(Structured figure records)
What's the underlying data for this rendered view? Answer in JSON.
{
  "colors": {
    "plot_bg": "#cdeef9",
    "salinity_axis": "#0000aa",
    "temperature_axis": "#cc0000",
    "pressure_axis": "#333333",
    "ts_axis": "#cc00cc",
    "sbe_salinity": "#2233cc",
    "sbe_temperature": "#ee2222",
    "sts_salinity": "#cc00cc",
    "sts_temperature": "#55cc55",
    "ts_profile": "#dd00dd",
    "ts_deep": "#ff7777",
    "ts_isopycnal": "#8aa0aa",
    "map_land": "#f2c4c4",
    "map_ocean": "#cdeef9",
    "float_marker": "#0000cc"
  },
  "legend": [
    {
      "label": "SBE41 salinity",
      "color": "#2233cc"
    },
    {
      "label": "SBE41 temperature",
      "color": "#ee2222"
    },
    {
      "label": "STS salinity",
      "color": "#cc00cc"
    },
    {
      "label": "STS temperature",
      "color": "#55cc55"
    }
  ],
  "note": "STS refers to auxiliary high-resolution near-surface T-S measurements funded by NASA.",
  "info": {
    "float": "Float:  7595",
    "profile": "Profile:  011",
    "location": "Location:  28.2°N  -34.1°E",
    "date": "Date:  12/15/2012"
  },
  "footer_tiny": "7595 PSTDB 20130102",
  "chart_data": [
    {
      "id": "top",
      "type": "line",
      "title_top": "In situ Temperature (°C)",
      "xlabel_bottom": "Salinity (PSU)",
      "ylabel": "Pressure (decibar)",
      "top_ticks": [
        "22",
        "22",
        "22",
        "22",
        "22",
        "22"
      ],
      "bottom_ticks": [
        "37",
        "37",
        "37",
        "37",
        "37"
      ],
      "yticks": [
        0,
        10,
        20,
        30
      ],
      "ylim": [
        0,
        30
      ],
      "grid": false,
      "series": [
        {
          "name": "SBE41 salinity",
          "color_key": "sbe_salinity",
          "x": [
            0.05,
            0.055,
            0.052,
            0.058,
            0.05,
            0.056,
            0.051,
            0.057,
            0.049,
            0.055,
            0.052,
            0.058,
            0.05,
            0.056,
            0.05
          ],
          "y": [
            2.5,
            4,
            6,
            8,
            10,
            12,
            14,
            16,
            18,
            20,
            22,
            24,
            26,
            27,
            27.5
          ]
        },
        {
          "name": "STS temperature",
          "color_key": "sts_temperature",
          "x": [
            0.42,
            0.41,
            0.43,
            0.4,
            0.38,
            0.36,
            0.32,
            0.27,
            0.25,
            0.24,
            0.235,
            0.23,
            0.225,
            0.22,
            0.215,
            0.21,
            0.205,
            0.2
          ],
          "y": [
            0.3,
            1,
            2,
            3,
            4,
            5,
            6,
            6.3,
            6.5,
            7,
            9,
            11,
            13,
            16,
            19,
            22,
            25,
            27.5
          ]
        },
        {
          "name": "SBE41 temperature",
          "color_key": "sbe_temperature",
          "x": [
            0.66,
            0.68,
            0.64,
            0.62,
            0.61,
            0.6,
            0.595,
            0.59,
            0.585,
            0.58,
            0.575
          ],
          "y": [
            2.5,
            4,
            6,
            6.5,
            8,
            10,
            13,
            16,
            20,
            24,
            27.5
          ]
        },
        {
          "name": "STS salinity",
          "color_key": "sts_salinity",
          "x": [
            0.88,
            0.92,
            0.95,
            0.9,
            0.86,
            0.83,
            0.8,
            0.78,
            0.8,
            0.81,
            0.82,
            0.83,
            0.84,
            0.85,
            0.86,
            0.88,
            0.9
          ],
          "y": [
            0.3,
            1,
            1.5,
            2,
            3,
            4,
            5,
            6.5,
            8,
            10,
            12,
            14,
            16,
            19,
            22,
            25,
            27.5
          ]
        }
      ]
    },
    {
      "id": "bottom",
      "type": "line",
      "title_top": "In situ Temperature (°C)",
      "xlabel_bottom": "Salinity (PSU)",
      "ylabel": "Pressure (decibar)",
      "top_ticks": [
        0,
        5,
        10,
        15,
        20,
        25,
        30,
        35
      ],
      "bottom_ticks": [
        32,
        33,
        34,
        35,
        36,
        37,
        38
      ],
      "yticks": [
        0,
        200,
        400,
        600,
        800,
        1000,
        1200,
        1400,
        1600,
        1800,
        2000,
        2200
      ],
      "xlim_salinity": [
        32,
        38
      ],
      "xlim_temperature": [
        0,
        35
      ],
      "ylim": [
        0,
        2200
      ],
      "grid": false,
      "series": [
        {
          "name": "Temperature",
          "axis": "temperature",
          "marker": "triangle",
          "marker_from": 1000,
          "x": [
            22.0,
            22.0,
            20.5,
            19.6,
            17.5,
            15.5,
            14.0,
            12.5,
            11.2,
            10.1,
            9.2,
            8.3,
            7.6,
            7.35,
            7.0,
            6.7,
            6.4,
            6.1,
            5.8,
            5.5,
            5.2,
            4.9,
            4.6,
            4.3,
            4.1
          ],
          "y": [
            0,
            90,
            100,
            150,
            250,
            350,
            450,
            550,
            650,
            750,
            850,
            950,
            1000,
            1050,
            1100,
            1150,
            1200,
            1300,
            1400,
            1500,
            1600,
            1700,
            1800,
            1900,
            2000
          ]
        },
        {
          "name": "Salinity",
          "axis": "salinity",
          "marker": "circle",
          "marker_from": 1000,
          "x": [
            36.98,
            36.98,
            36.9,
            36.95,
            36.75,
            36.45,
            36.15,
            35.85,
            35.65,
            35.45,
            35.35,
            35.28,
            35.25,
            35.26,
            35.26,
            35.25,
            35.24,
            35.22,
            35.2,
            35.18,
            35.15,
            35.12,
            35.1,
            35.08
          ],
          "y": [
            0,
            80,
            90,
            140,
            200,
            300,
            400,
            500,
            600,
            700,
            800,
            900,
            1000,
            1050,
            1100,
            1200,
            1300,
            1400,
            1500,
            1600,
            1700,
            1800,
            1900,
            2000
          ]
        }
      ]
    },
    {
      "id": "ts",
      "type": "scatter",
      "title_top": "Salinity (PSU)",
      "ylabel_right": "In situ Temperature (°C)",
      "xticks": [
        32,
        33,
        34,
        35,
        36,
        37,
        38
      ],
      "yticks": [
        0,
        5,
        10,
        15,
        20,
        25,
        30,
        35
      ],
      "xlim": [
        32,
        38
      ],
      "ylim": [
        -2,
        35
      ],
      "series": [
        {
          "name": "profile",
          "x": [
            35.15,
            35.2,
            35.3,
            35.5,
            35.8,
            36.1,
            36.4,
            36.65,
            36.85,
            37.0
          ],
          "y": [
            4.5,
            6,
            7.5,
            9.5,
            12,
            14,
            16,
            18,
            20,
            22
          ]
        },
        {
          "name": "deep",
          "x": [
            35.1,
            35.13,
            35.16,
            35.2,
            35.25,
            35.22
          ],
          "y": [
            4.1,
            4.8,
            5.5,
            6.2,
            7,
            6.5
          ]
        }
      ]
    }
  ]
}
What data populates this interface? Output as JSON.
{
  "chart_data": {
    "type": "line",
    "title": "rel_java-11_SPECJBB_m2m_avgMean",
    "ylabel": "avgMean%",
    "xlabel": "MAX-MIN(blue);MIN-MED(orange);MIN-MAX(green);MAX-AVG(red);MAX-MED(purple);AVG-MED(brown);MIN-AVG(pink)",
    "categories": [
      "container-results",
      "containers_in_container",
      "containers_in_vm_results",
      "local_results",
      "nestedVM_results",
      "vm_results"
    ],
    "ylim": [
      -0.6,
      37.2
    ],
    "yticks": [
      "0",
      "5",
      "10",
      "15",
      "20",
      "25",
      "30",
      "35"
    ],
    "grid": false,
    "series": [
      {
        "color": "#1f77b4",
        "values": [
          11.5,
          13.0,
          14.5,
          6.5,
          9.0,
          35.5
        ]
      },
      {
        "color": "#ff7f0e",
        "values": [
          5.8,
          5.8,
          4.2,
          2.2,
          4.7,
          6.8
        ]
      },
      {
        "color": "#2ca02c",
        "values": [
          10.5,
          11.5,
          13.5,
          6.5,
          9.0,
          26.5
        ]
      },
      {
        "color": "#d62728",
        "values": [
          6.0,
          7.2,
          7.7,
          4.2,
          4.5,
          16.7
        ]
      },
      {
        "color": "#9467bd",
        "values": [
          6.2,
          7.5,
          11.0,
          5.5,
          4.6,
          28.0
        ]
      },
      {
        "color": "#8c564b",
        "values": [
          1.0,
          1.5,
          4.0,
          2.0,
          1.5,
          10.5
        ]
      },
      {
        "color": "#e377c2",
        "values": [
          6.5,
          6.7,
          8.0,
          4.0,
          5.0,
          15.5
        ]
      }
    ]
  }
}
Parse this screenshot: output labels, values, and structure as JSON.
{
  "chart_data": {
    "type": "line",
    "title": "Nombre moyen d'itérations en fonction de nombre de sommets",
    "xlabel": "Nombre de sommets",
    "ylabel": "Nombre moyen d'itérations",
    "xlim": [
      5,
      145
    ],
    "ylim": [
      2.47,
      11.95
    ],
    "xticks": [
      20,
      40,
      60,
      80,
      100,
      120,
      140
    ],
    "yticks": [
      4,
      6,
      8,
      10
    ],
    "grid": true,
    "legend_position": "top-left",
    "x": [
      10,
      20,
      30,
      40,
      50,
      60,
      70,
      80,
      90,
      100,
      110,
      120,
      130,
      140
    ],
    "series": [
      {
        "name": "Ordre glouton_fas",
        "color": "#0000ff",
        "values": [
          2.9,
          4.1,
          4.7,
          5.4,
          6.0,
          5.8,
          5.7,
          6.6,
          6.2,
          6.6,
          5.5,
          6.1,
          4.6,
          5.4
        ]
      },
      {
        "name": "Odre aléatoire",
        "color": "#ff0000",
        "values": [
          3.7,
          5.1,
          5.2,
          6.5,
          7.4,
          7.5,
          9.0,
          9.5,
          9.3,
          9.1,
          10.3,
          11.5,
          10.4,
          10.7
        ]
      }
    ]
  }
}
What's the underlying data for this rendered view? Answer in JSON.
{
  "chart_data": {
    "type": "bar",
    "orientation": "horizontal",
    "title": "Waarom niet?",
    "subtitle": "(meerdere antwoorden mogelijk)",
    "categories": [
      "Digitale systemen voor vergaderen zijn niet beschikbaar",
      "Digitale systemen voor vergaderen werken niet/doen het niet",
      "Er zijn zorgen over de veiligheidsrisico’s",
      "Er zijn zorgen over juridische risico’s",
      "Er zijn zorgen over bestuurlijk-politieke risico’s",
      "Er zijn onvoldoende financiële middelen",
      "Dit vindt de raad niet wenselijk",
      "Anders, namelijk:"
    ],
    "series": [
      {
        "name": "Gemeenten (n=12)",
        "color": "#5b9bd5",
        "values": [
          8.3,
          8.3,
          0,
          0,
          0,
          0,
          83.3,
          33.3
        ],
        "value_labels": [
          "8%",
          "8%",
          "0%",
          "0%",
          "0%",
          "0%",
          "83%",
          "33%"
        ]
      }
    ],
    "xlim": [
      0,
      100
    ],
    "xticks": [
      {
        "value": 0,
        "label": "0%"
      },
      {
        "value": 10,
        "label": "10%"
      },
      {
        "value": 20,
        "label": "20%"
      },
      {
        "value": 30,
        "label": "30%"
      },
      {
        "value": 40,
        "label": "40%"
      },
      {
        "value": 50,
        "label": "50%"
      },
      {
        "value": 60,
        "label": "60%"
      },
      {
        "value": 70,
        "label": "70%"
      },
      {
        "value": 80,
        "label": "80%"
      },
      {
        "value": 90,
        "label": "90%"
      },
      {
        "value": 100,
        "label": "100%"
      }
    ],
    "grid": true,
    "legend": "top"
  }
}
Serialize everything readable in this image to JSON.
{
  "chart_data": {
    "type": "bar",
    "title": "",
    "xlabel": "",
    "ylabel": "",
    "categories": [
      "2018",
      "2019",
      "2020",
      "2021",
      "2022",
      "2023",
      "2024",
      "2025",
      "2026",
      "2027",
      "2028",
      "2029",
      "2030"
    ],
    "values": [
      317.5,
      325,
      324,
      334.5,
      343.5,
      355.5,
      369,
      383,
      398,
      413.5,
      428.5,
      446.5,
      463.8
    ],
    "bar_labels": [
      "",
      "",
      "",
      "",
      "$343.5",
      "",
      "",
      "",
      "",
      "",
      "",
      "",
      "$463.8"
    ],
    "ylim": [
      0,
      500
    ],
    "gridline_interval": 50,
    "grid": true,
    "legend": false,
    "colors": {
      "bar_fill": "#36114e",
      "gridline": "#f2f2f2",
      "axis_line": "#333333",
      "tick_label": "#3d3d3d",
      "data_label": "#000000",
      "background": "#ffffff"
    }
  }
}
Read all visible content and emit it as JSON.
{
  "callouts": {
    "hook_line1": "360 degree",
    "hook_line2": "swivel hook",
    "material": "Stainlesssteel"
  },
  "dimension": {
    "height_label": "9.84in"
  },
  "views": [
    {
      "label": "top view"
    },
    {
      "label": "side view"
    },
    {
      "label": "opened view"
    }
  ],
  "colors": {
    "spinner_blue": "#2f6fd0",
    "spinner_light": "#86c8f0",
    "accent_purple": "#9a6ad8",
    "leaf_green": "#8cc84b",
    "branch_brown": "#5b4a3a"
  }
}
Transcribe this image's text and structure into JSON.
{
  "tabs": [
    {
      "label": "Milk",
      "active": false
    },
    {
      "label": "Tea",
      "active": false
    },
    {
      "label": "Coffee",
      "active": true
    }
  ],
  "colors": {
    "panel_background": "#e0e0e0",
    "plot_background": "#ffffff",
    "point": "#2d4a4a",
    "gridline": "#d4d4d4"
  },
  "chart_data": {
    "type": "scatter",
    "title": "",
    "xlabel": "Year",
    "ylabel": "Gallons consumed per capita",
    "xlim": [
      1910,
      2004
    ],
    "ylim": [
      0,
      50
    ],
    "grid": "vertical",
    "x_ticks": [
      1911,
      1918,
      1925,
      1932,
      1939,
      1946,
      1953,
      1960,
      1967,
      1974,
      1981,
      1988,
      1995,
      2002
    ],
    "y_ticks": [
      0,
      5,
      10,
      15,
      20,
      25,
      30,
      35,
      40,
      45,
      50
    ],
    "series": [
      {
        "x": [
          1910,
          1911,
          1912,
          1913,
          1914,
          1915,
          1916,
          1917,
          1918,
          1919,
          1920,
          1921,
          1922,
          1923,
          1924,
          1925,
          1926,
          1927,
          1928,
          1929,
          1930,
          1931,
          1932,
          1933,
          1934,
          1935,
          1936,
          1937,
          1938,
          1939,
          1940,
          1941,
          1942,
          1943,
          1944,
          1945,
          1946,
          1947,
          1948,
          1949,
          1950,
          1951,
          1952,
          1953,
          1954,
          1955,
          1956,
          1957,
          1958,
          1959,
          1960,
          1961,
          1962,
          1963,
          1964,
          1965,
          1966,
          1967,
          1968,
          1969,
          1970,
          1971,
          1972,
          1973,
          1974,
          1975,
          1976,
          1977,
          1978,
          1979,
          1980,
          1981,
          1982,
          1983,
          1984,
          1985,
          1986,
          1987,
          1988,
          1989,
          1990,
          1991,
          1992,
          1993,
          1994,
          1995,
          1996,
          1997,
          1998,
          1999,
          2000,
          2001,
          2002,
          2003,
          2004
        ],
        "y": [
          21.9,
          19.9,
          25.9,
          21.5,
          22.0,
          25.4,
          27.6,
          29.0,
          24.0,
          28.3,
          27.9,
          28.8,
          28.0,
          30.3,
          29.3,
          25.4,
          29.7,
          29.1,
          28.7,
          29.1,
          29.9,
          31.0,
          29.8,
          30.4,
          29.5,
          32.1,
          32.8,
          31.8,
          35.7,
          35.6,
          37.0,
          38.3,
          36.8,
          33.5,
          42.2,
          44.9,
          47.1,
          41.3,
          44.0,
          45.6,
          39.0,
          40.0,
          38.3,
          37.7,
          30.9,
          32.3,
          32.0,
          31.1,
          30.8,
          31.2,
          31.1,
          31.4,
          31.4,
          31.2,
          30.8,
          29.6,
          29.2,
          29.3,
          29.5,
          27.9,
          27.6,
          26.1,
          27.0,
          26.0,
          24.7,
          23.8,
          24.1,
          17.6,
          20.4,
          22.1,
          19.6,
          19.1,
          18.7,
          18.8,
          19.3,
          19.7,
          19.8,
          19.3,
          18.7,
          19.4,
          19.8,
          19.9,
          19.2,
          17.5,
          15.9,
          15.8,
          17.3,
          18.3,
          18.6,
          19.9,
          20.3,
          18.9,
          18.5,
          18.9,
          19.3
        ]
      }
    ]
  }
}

## Your objective:
Where a line in the material above holds "sommets", copy that line.

## Output of the exercise:
    "title": "Nombre moyen d'itérations en fonction de nombre de sommets",
    "xlabel": "Nombre de sommets",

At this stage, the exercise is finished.